→ TASK TO CARRY OUT
Examine the records and identify each line that includes the string "this". Copy those lines.

>> START RECORDS FOR THE TASK

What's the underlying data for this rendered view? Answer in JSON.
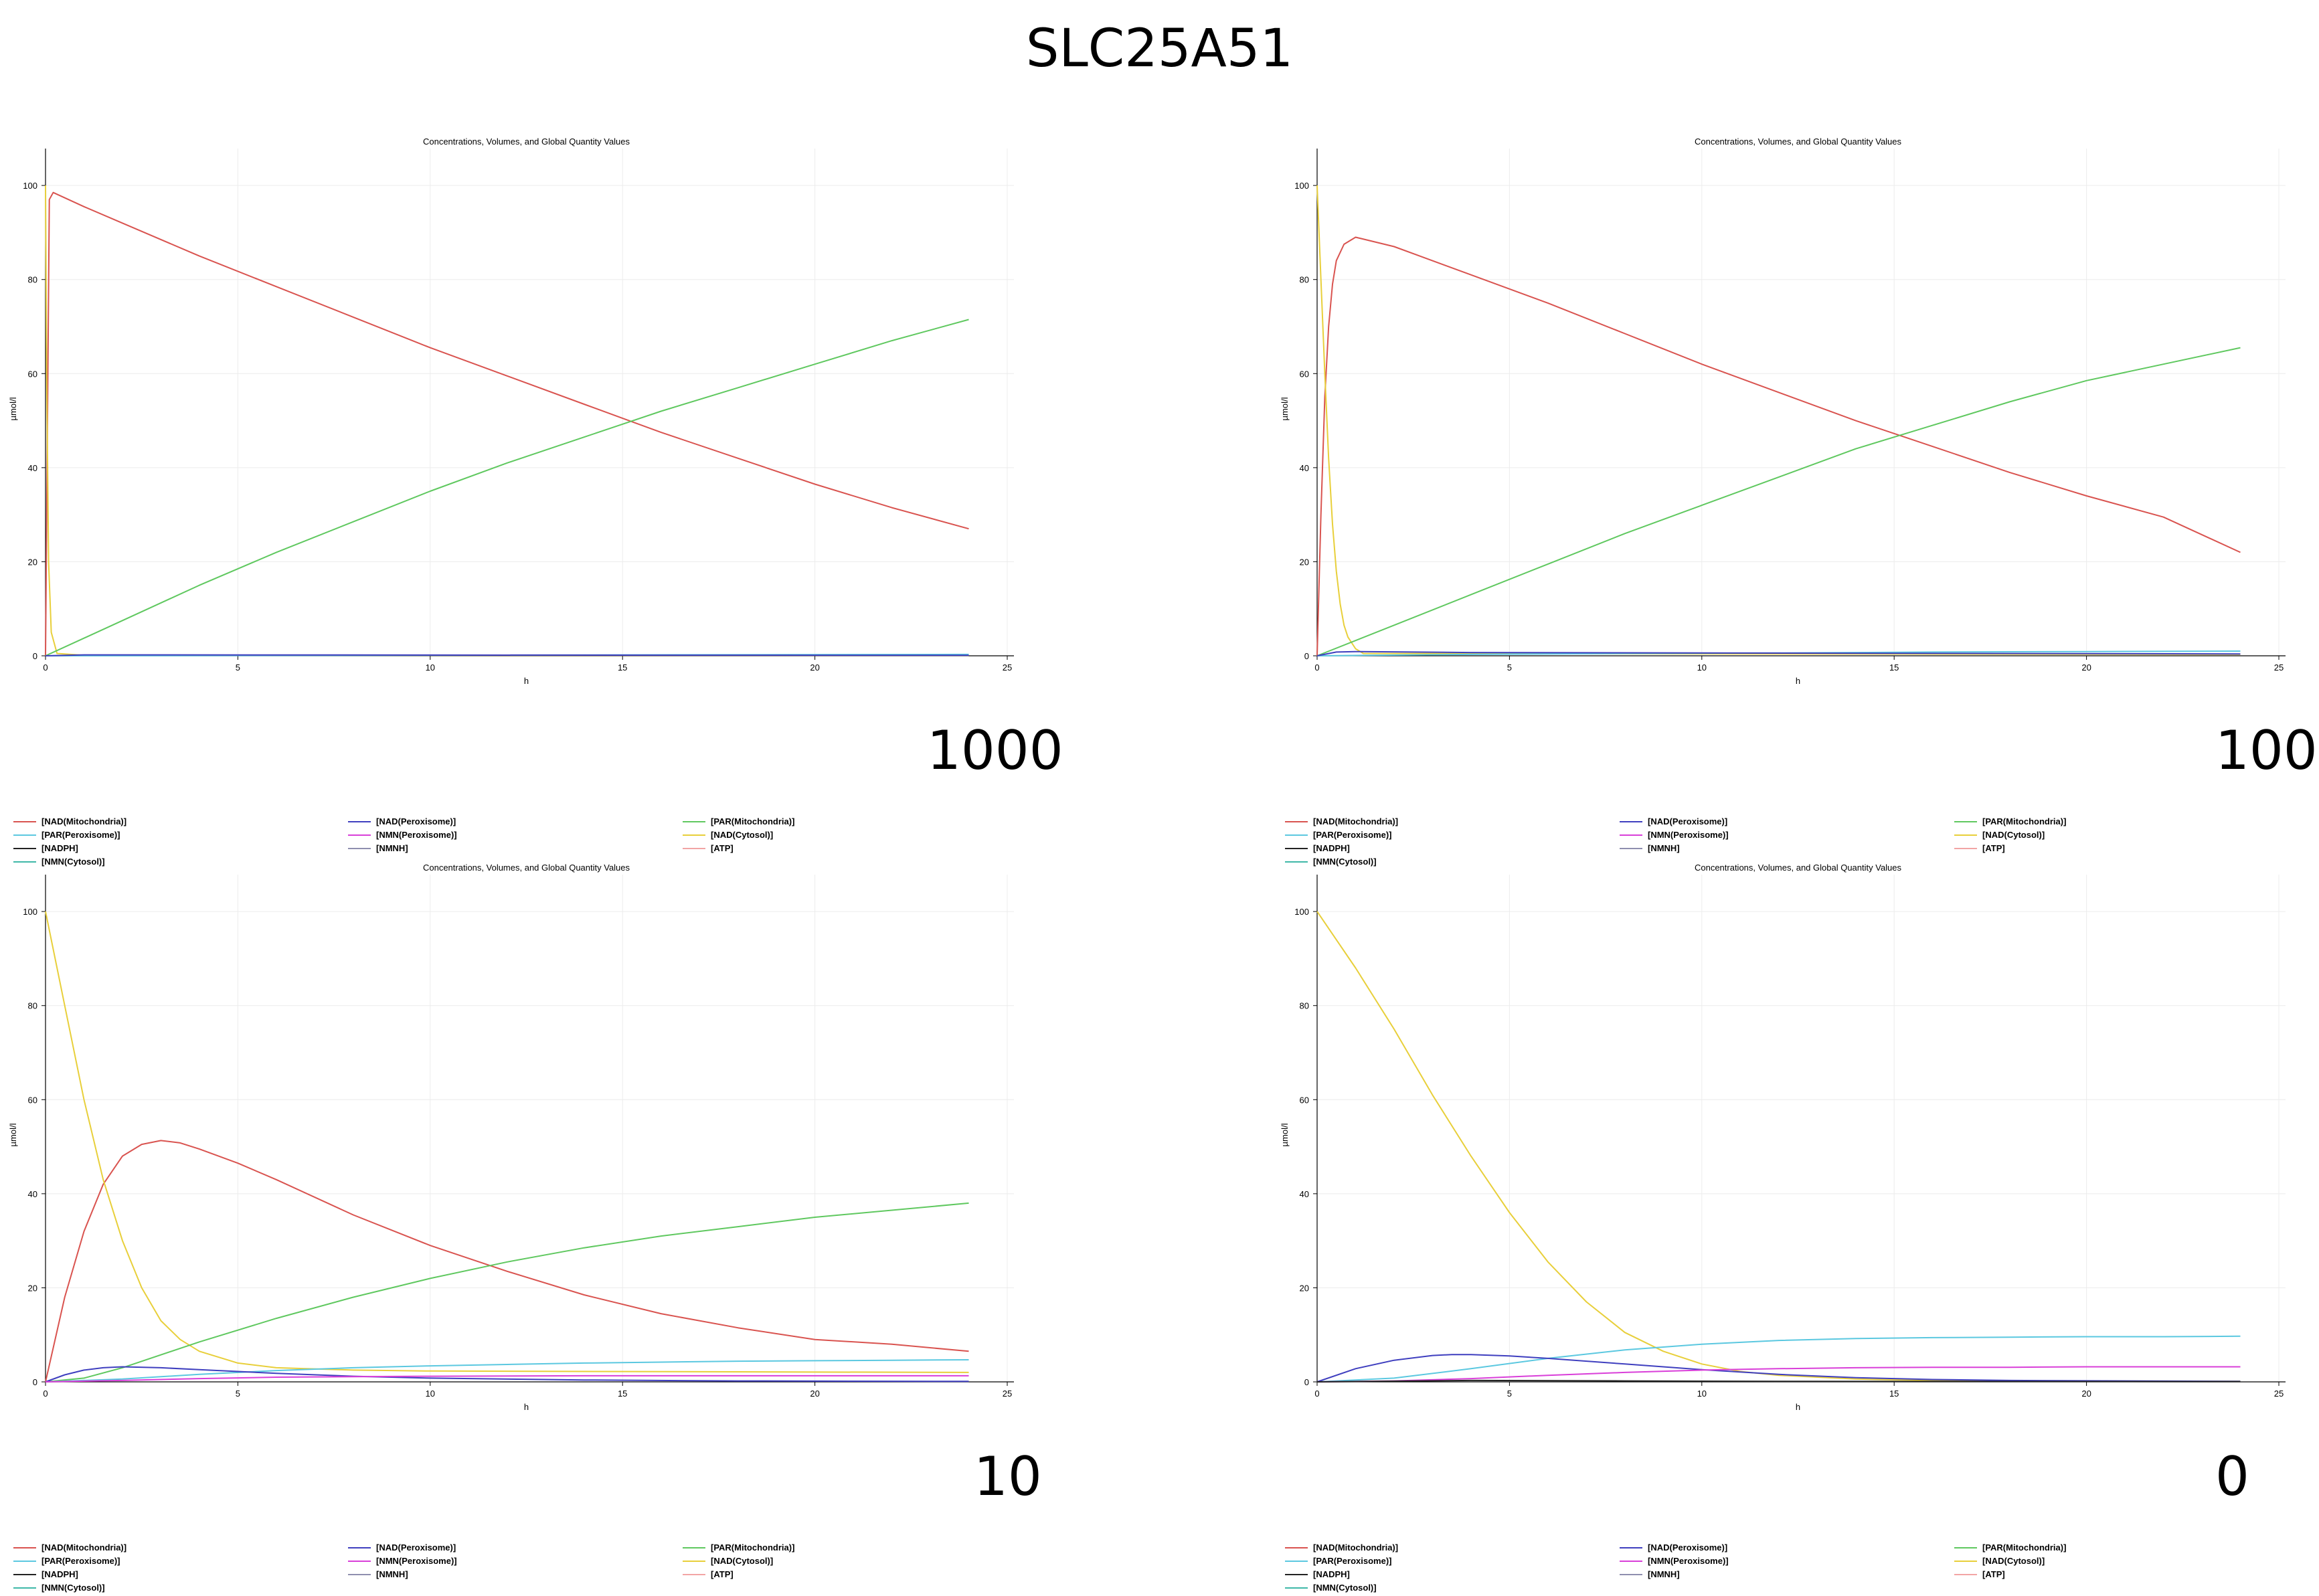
{
  "page": {
    "title": "SLC25A51"
  },
  "legend_entries": [
    {
      "name": "[NAD(Mitochondria)]",
      "color": "#d9534f"
    },
    {
      "name": "[NAD(Peroxisome)]",
      "color": "#3f3fbf"
    },
    {
      "name": "[PAR(Mitochondria)]",
      "color": "#5fc85f"
    },
    {
      "name": "[PAR(Peroxisome)]",
      "color": "#5bc8e0"
    },
    {
      "name": "[NMN(Peroxisome)]",
      "color": "#d93fd9"
    },
    {
      "name": "[NAD(Cytosol)]",
      "color": "#e8cf3a"
    },
    {
      "name": "[NADPH]",
      "color": "#222222"
    },
    {
      "name": "[NMNH]",
      "color": "#8f8faf"
    },
    {
      "name": "[ATP]",
      "color": "#f2a5a5"
    },
    {
      "name": "[NMN(Cytosol)]",
      "color": "#3fb8a8"
    }
  ],
  "chart_data": [
    {
      "type": "line",
      "panel_label": "1000",
      "title": "Concentrations, Volumes, and Global Quantity Values",
      "xlabel": "h",
      "ylabel": "µmol/l",
      "xlim": [
        0,
        25
      ],
      "ylim": [
        0,
        105
      ],
      "xticks": [
        "0",
        "5",
        "10",
        "15",
        "20",
        "25"
      ],
      "yticks": [
        "0",
        "20",
        "40",
        "60",
        "80",
        "100"
      ],
      "grid": true,
      "legend_position": "bottom",
      "series": [
        {
          "name": "[NAD(Mitochondria)]",
          "color": "#d9534f",
          "x": [
            0,
            0.1,
            0.2,
            1,
            2,
            4,
            6,
            8,
            10,
            12,
            14,
            16,
            18,
            20,
            22,
            24
          ],
          "y": [
            0,
            97,
            98.5,
            95.5,
            92,
            85,
            78.5,
            72,
            65.5,
            59.5,
            53.5,
            47.5,
            42,
            36.5,
            31.5,
            27
          ]
        },
        {
          "name": "[NAD(Cytosol)]",
          "color": "#e8cf3a",
          "x": [
            0,
            0.03,
            0.08,
            0.15,
            0.3,
            1,
            24
          ],
          "y": [
            100,
            60,
            20,
            5,
            0.5,
            0.1,
            0.1
          ]
        },
        {
          "name": "[PAR(Mitochondria)]",
          "color": "#5fc85f",
          "x": [
            0,
            2,
            4,
            6,
            8,
            10,
            12,
            14,
            16,
            18,
            20,
            22,
            24
          ],
          "y": [
            0,
            7.5,
            15,
            22,
            28.5,
            35,
            41,
            46.5,
            52,
            57,
            62,
            67,
            71.5
          ]
        },
        {
          "name": "[PAR(Peroxisome)]",
          "color": "#5bc8e0",
          "x": [
            0,
            24
          ],
          "y": [
            0,
            0.3
          ]
        },
        {
          "name": "[NAD(Peroxisome)]",
          "color": "#3f3fbf",
          "x": [
            0,
            1,
            24
          ],
          "y": [
            0,
            0.2,
            0.1
          ]
        }
      ]
    },
    {
      "type": "line",
      "panel_label": "100",
      "title": "Concentrations, Volumes, and Global Quantity Values",
      "xlabel": "h",
      "ylabel": "µmol/l",
      "xlim": [
        0,
        25
      ],
      "ylim": [
        0,
        105
      ],
      "xticks": [
        "0",
        "5",
        "10",
        "15",
        "20",
        "25"
      ],
      "yticks": [
        "0",
        "20",
        "40",
        "60",
        "80",
        "100"
      ],
      "grid": true,
      "legend_position": "bottom",
      "series": [
        {
          "name": "[NAD(Mitochondria)]",
          "color": "#d9534f",
          "x": [
            0,
            0.1,
            0.2,
            0.3,
            0.4,
            0.5,
            0.7,
            1,
            2,
            4,
            6,
            8,
            10,
            12,
            14,
            16,
            18,
            20,
            22,
            24
          ],
          "y": [
            0,
            30,
            55,
            70,
            79,
            84,
            87.5,
            89,
            87,
            81,
            75,
            68.5,
            62,
            56,
            50,
            44.5,
            39,
            34,
            29.5,
            22
          ]
        },
        {
          "name": "[NAD(Cytosol)]",
          "color": "#e8cf3a",
          "x": [
            0,
            0.1,
            0.2,
            0.3,
            0.4,
            0.5,
            0.6,
            0.7,
            0.8,
            1,
            1.2,
            24
          ],
          "y": [
            100,
            80,
            60,
            42,
            28,
            18,
            11,
            6.5,
            4,
            1.5,
            0.5,
            0.3
          ]
        },
        {
          "name": "[PAR(Mitochondria)]",
          "color": "#5fc85f",
          "x": [
            0,
            2,
            4,
            6,
            8,
            10,
            12,
            14,
            16,
            18,
            20,
            22,
            24
          ],
          "y": [
            0,
            6.5,
            13,
            19.5,
            26,
            32,
            38,
            44,
            49,
            54,
            58.5,
            62,
            65.5
          ]
        },
        {
          "name": "[PAR(Peroxisome)]",
          "color": "#5bc8e0",
          "x": [
            0,
            4,
            8,
            12,
            16,
            20,
            24
          ],
          "y": [
            0,
            0.3,
            0.5,
            0.6,
            0.8,
            0.9,
            1
          ]
        },
        {
          "name": "[NAD(Peroxisome)]",
          "color": "#3f3fbf",
          "x": [
            0,
            0.5,
            1,
            4,
            24
          ],
          "y": [
            0,
            0.8,
            0.9,
            0.7,
            0.4
          ]
        }
      ]
    },
    {
      "type": "line",
      "panel_label": "10",
      "title": "Concentrations, Volumes, and Global Quantity Values",
      "xlabel": "h",
      "ylabel": "µmol/l",
      "xlim": [
        0,
        25
      ],
      "ylim": [
        0,
        105
      ],
      "xticks": [
        "0",
        "5",
        "10",
        "15",
        "20",
        "25"
      ],
      "yticks": [
        "0",
        "20",
        "40",
        "60",
        "80",
        "100"
      ],
      "grid": true,
      "legend_position": "bottom",
      "series": [
        {
          "name": "[NAD(Mitochondria)]",
          "color": "#d9534f",
          "x": [
            0,
            0.5,
            1,
            1.5,
            2,
            2.5,
            3,
            3.5,
            4,
            5,
            6,
            8,
            10,
            12,
            14,
            16,
            18,
            20,
            22,
            24
          ],
          "y": [
            0,
            18,
            32,
            42,
            48,
            50.5,
            51.3,
            50.8,
            49.5,
            46.5,
            43,
            35.5,
            29,
            23.5,
            18.5,
            14.5,
            11.5,
            9,
            8,
            6.5
          ]
        },
        {
          "name": "[NAD(Cytosol)]",
          "color": "#e8cf3a",
          "x": [
            0,
            0.5,
            1,
            1.5,
            2,
            2.5,
            3,
            3.5,
            4,
            5,
            6,
            8,
            10,
            24
          ],
          "y": [
            100,
            80,
            60,
            43,
            30,
            20,
            13,
            9,
            6.5,
            4,
            3,
            2.5,
            2.3,
            2
          ]
        },
        {
          "name": "[PAR(Mitochondria)]",
          "color": "#5fc85f",
          "x": [
            0,
            1,
            2,
            4,
            6,
            8,
            10,
            12,
            14,
            16,
            18,
            20,
            22,
            24
          ],
          "y": [
            0,
            0.8,
            3,
            8.5,
            13.5,
            18,
            22,
            25.5,
            28.5,
            31,
            33,
            35,
            36.5,
            38
          ]
        },
        {
          "name": "[PAR(Peroxisome)]",
          "color": "#5bc8e0",
          "x": [
            0,
            2,
            4,
            6,
            8,
            10,
            12,
            14,
            16,
            18,
            20,
            22,
            24
          ],
          "y": [
            0,
            0.6,
            1.6,
            2.4,
            3,
            3.4,
            3.7,
            4,
            4.2,
            4.4,
            4.5,
            4.6,
            4.7
          ]
        },
        {
          "name": "[NAD(Peroxisome)]",
          "color": "#3f3fbf",
          "x": [
            0,
            0.5,
            1,
            1.5,
            2,
            3,
            4,
            6,
            8,
            10,
            14,
            18,
            24
          ],
          "y": [
            0,
            1.5,
            2.5,
            3,
            3.2,
            3,
            2.6,
            1.8,
            1.2,
            0.8,
            0.4,
            0.2,
            0.1
          ]
        },
        {
          "name": "[NMN(Peroxisome)]",
          "color": "#d93fd9",
          "x": [
            0,
            2,
            4,
            6,
            8,
            10,
            14,
            24
          ],
          "y": [
            0,
            0.3,
            0.7,
            1,
            1.1,
            1.2,
            1.3,
            1.3
          ]
        }
      ]
    },
    {
      "type": "line",
      "panel_label": "0",
      "title": "Concentrations, Volumes, and Global Quantity Values",
      "xlabel": "h",
      "ylabel": "µmol/l",
      "xlim": [
        0,
        25
      ],
      "ylim": [
        0,
        105
      ],
      "xticks": [
        "0",
        "5",
        "10",
        "15",
        "20",
        "25"
      ],
      "yticks": [
        "0",
        "20",
        "40",
        "60",
        "80",
        "100"
      ],
      "grid": true,
      "legend_position": "bottom",
      "series": [
        {
          "name": "[NAD(Cytosol)]",
          "color": "#e8cf3a",
          "x": [
            0,
            1,
            2,
            3,
            4,
            5,
            6,
            7,
            8,
            9,
            10,
            11,
            12,
            14,
            16,
            18,
            20,
            24
          ],
          "y": [
            100,
            88,
            75,
            61,
            48,
            36,
            25.5,
            17,
            10.5,
            6.5,
            3.8,
            2.2,
            1.4,
            0.6,
            0.3,
            0.15,
            0.1,
            0.1
          ]
        },
        {
          "name": "[PAR(Peroxisome)]",
          "color": "#5bc8e0",
          "x": [
            0,
            2,
            4,
            6,
            8,
            10,
            12,
            14,
            16,
            18,
            20,
            22,
            24
          ],
          "y": [
            0,
            0.8,
            2.8,
            5,
            6.8,
            8,
            8.8,
            9.2,
            9.4,
            9.5,
            9.6,
            9.6,
            9.7
          ]
        },
        {
          "name": "[NAD(Peroxisome)]",
          "color": "#3f3fbf",
          "x": [
            0,
            1,
            2,
            3,
            3.5,
            4,
            5,
            6,
            8,
            10,
            12,
            14,
            16,
            18,
            24
          ],
          "y": [
            0,
            2.8,
            4.6,
            5.6,
            5.8,
            5.8,
            5.5,
            5,
            3.8,
            2.6,
            1.6,
            0.9,
            0.5,
            0.3,
            0.1
          ]
        },
        {
          "name": "[NMN(Peroxisome)]",
          "color": "#d93fd9",
          "x": [
            0,
            2,
            4,
            6,
            8,
            10,
            12,
            14,
            16,
            18,
            20,
            24
          ],
          "y": [
            0,
            0.2,
            0.7,
            1.4,
            2,
            2.5,
            2.8,
            3,
            3.1,
            3.1,
            3.2,
            3.2
          ]
        },
        {
          "name": "[NADPH]",
          "color": "#222222",
          "x": [
            0,
            4,
            8,
            12,
            24
          ],
          "y": [
            0,
            0.3,
            0.2,
            0.1,
            0.05
          ]
        }
      ]
    }
  ]
}
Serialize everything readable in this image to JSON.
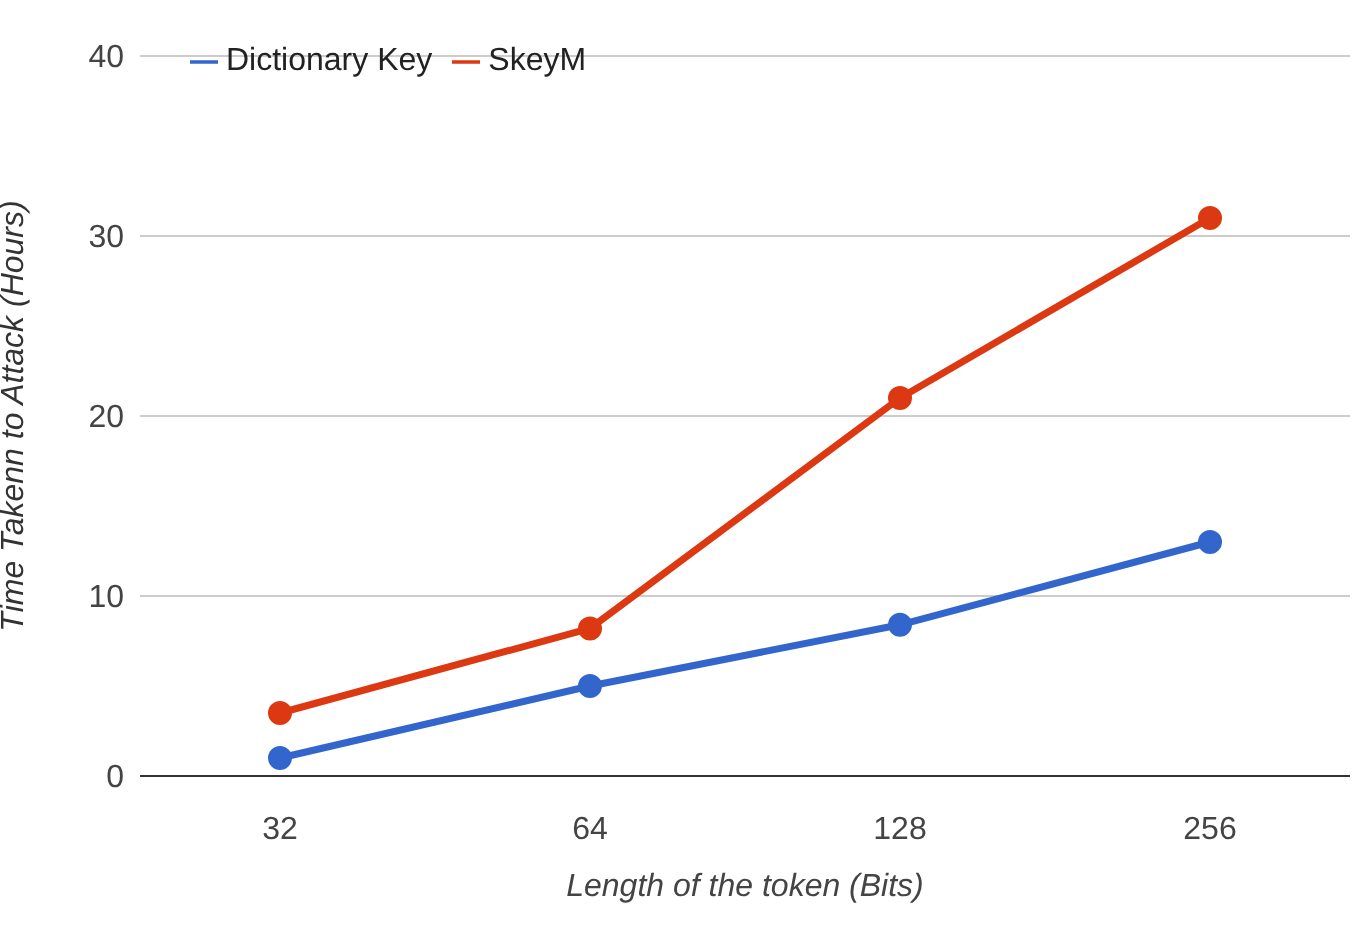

>> END RECORDS FOR THE TASK

→ EXERCISE SOLUTION
What's the underlying data for this rendered view? Answer in JSON.
Serialize everything readable in this image to JSON.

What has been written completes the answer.